* [Short problem]: Exactly as written, retype the listing below, omitting the pictures.

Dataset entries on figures

-.-.-

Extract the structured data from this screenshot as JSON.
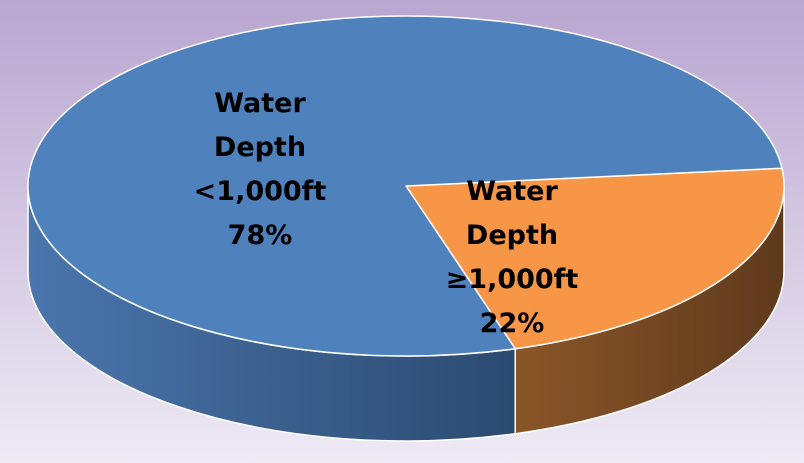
{
  "chart_data": {
    "type": "pie",
    "style": "3d",
    "title": "",
    "legend": "none",
    "slices": [
      {
        "label_lines": [
          "Water",
          "Depth",
          "<1,000ft",
          "78%"
        ],
        "value": 78,
        "color": "#4F81BD",
        "side_color_dark": "#2C4A70",
        "side_color_light": "#4A76AD"
      },
      {
        "label_lines": [
          "Water",
          "Depth",
          "≥1,000ft",
          "22%"
        ],
        "value": 22,
        "color": "#F79646",
        "side_color_dark": "#5E3A1C",
        "side_color_light": "#8A5628"
      }
    ]
  },
  "colors": {
    "background_top": "#B9A6D1",
    "background_bottom": "#EEEAF4",
    "edge": "#FFFFFF"
  }
}
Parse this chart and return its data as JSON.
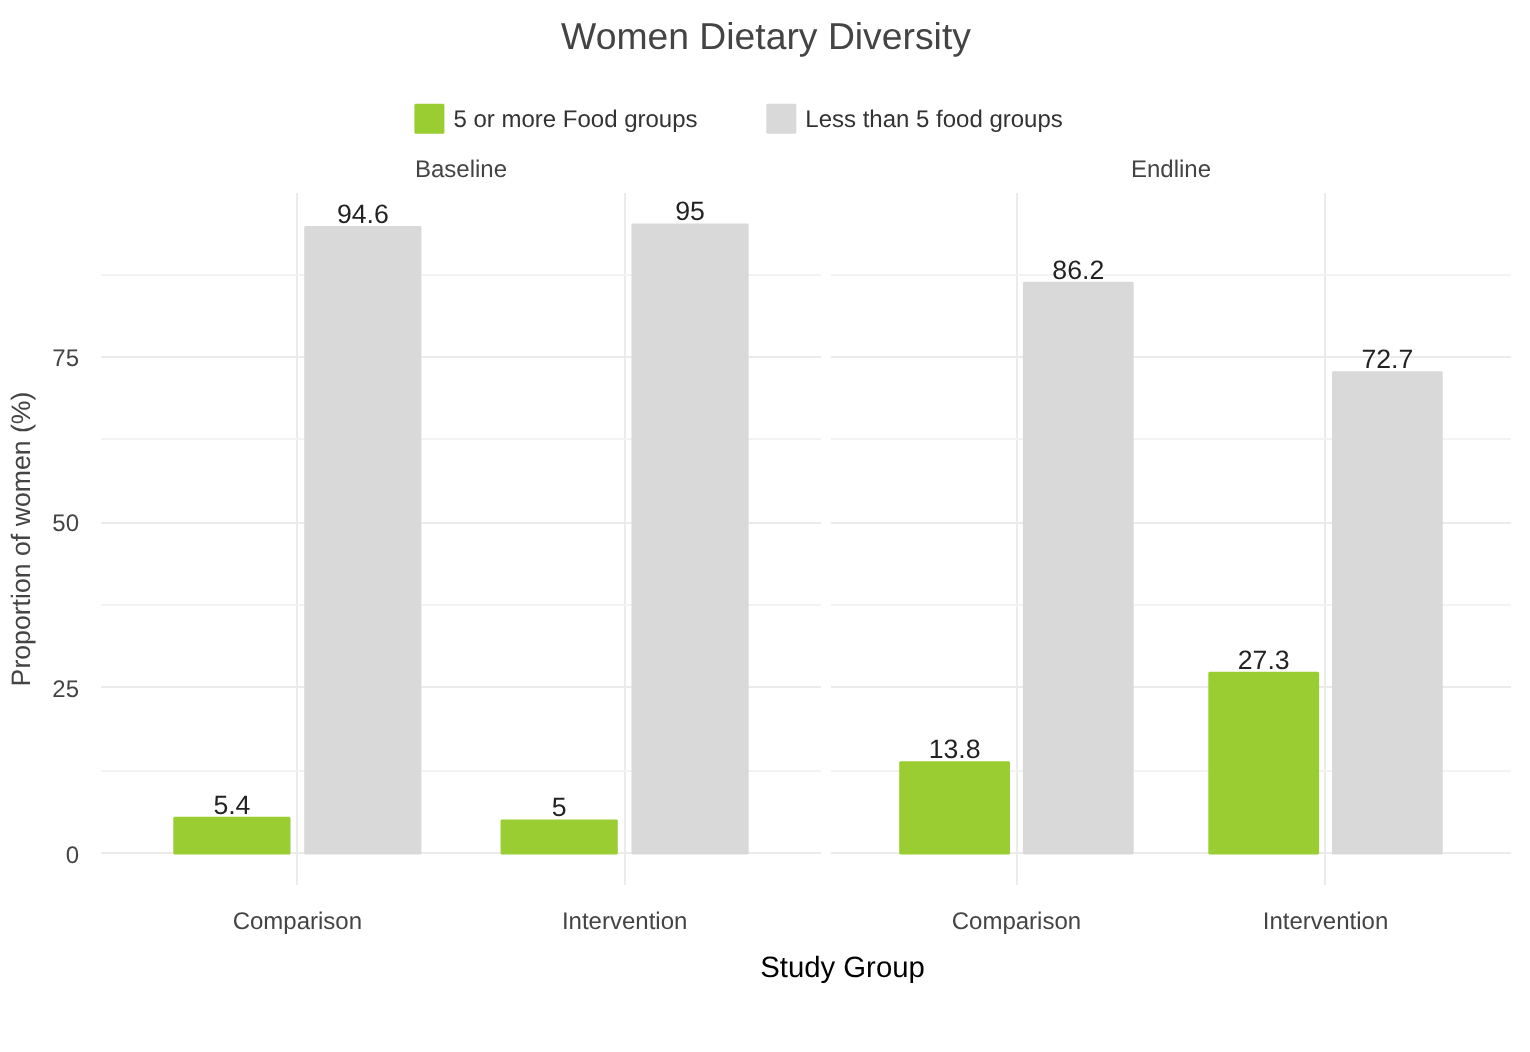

-.-.-

* [Output for this task]:
Extract the structured data from this screenshot as JSON.
{
  "chart_data": {
    "type": "pie",
    "style": "3d",
    "title": "",
    "legend": "none",
    "slices": [
      {
        "label_lines": [
          "Water",
          "Depth",
          "<1,000ft",
          "78%"
        ],
        "value": 78,
        "color": "#4F81BD",
        "side_color_dark": "#2C4A70",
        "side_color_light": "#4A76AD"
      },
      {
        "label_lines": [
          "Water",
          "Depth",
          "≥1,000ft",
          "22%"
        ],
        "value": 22,
        "color": "#F79646",
        "side_color_dark": "#5E3A1C",
        "side_color_light": "#8A5628"
      }
    ]
  },
  "colors": {
    "background_top": "#B9A6D1",
    "background_bottom": "#EEEAF4",
    "edge": "#FFFFFF"
  }
}
Parse this chart and return its data as JSON.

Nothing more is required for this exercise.